■ Your instructions ■
Pull each line containing "Power" out of the data and copy it.

■ Given records ■
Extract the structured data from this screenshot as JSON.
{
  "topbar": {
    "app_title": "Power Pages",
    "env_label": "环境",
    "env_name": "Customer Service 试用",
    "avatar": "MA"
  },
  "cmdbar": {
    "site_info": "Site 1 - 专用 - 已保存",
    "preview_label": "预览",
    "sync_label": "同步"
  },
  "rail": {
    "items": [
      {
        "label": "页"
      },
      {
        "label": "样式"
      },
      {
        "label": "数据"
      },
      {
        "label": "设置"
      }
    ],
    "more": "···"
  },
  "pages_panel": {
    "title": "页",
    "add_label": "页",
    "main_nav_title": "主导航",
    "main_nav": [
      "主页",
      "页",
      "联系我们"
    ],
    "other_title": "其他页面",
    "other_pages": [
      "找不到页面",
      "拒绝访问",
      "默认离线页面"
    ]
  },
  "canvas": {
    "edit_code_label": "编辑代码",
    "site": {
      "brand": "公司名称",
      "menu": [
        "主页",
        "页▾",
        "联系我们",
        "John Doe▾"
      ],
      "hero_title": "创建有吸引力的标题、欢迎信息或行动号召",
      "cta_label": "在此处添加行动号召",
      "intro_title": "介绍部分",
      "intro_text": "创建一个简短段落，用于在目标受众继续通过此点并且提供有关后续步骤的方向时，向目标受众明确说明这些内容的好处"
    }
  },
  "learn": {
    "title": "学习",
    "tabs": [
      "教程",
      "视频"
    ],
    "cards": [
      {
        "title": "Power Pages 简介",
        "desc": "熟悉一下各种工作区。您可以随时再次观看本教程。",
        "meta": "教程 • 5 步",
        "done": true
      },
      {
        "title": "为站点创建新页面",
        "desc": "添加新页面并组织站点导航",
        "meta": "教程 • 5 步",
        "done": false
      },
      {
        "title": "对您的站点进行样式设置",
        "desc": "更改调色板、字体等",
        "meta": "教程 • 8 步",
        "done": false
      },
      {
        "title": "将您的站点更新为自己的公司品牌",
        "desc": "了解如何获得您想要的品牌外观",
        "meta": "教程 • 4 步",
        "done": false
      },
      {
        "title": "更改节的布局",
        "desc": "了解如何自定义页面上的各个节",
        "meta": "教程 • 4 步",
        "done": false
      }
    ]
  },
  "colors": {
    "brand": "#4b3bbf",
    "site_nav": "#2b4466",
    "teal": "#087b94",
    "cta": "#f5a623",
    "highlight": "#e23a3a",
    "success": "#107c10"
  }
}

■ Worked answer ■
    "app_title": "Power Pages",
        "title": "Power Pages 简介",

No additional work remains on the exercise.